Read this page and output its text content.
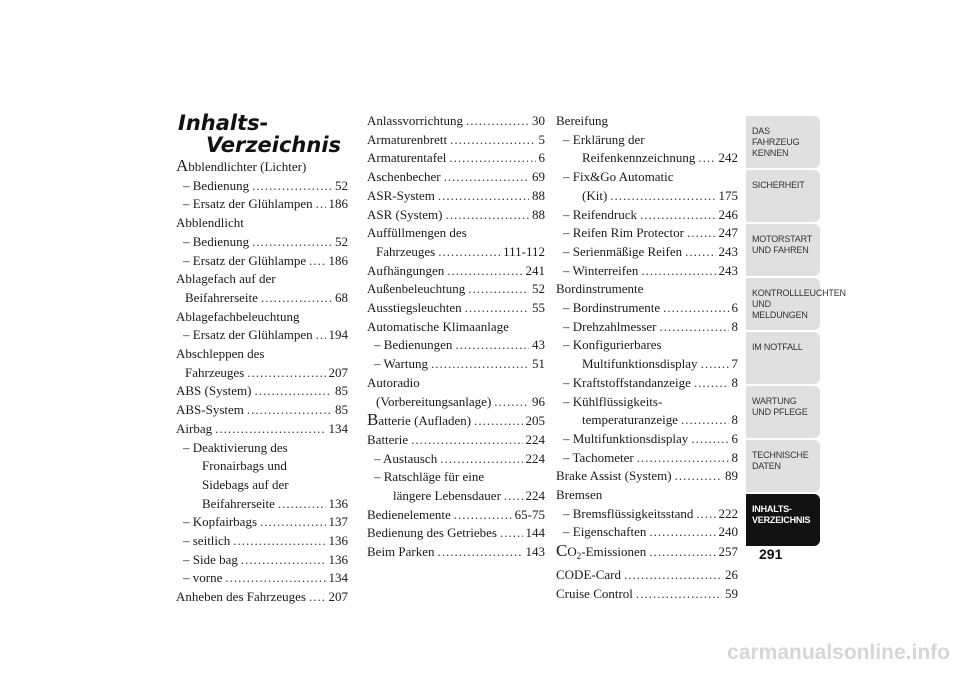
Inhalts-
Verzeichnis
Abblendlichter (Lichter)
– Bedienung .....	52
– Ersatz der Glühlampen ..... 186
Abblendlicht
– Bedienung .....	52
– Ersatz der Glühlampe ..... 186
Ablagefach auf der
Beifahrerseite .....	68
Ablagefachbeleuchtung
– Ersatz der Glühlampen ..... 194
Abschleppen des
Fahrzeuges .....	207
ABS (System) .....	85
ABS-System .....	85
Airbag .....	134
– Deaktivierung des
Fronairbags und
Sidebags auf der
Beifahrerseite .....	136
– Kopfairbags .....	137
– seitlich .....	136
– Side bag .....	136
– vorne .....	134
Anheben des Fahrzeuges ..... 207
Anlassvorrichtung .....	30
Armaturenbrett .....	5
Armaturentafel .....	6
Aschenbecher .....	69
ASR-System .....	88
ASR (System) .....	88
Auffüllmengen des
Fahrzeuges .....	111-112
Aufhängungen .....	241
Außenbeleuchtung .....	52
Ausstiegsleuchten .....	55
Automatische Klimaanlage
– Bedienungen .....	43
– Wartung .....	51
Autoradio
(Vorbereitungsanlage) .....	96
Batterie (Aufladen) .....	205
Batterie .....	224
– Austausch .....	224
– Ratschläge für eine
längere Lebensdauer ..... 224
Bedienelemente .....	65-75
Bedienung des Getriebes ..... 144
Beim Parken .....	143
Bereifung
– Erklärung der
Reifenkennzeichnung ..... 242
– Fix&Go Automatic
(Kit) .....	175
– Reifendruck .....	246
– Reifen Rim Protector .....	247
– Serienmäßige Reifen .....	243
– Winterreifen .....	243
Bordinstrumente
– Bordinstrumente .....	6
– Drehzahlmesser .....	8
– Konfigurierbares
Multifunktionsdisplay .....	7
– Kraftstoffstandanzeige .....	8
– Kühlflüssigkeits-
temperaturanzeige .....	8
– Multifunktionsdisplay .....	6
– Tachometer .....	8
Brake Assist (System) .....	89
Bremsen
– Bremsflüssigkeitsstand ..... 222
– Eigenschaften .....	240
$CO_2$-Emissionen .....	257
CODE-Card .....	26
Cruise Control .....	59
DAS FAHRZEUG KENNEN
SICHERHEIT
MOTORSTART UND FAHREN
KONTROLLLEUCHTEN UND MELDUNGEN
IM NOTFALL
WARTUNG UND PFLEGE
TECHNISCHE DATEN
INHALTS-VERZEICHNIS
291
carmanualsonline.info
::::::::::
Work to be completed>
Write out all the entries word for word, but skip any images.

Written solution>
Read this page and output its text content.
Inhalts-
Verzeichnis
Abblendlichter (Lichter)
– Bedienung .....	52
– Ersatz der Glühlampen ..... 186
Abblendlicht
– Bedienung .....	52
– Ersatz der Glühlampe ..... 186
Ablagefach auf der
Beifahrerseite .....	68
Ablagefachbeleuchtung
– Ersatz der Glühlampen ..... 194
Abschleppen des
Fahrzeuges .....	207
ABS (System) .....	85
ABS-System .....	85
Airbag .....	134
– Deaktivierung des
Fronairbags und
Sidebags auf der
Beifahrerseite .....	136
– Kopfairbags .....	137
– seitlich .....	136
– Side bag .....	136
– vorne .....	134
Anheben des Fahrzeuges ..... 207
Anlassvorrichtung .....	30
Armaturenbrett .....	5
Armaturentafel .....	6
Aschenbecher .....	69
ASR-System .....	88
ASR (System) .....	88
Auffüllmengen des
Fahrzeuges .....	111-112
Aufhängungen .....	241
Außenbeleuchtung .....	52
Ausstiegsleuchten .....	55
Automatische Klimaanlage
– Bedienungen .....	43
– Wartung .....	51
Autoradio
(Vorbereitungsanlage) .....	96
Batterie (Aufladen) .....	205
Batterie .....	224
– Austausch .....	224
– Ratschläge für eine
längere Lebensdauer ..... 224
Bedienelemente .....	65-75
Bedienung des Getriebes ..... 144
Beim Parken .....	143
Bereifung
– Erklärung der
Reifenkennzeichnung ..... 242
– Fix&Go Automatic
(Kit) .....	175
– Reifendruck .....	246
– Reifen Rim Protector .....	247
– Serienmäßige Reifen .....	243
– Winterreifen .....	243
Bordinstrumente
– Bordinstrumente .....	6
– Drehzahlmesser .....	8
– Konfigurierbares
Multifunktionsdisplay .....	7
– Kraftstoffstandanzeige .....	8
– Kühlflüssigkeits-
temperaturanzeige .....	8
– Multifunktionsdisplay .....	6
– Tachometer .....	8
Brake Assist (System) .....	89
Bremsen
– Bremsflüssigkeitsstand ..... 222
– Eigenschaften .....	240
$CO_2$-Emissionen .....	257
CODE-Card .....	26
Cruise Control .....	59
DAS FAHRZEUG KENNEN
SICHERHEIT
MOTORSTART UND FAHREN
KONTROLLLEUCHTEN UND MELDUNGEN
IM NOTFALL
WARTUNG UND PFLEGE
TECHNISCHE DATEN
INHALTS-VERZEICHNIS
291
carmanualsonline.info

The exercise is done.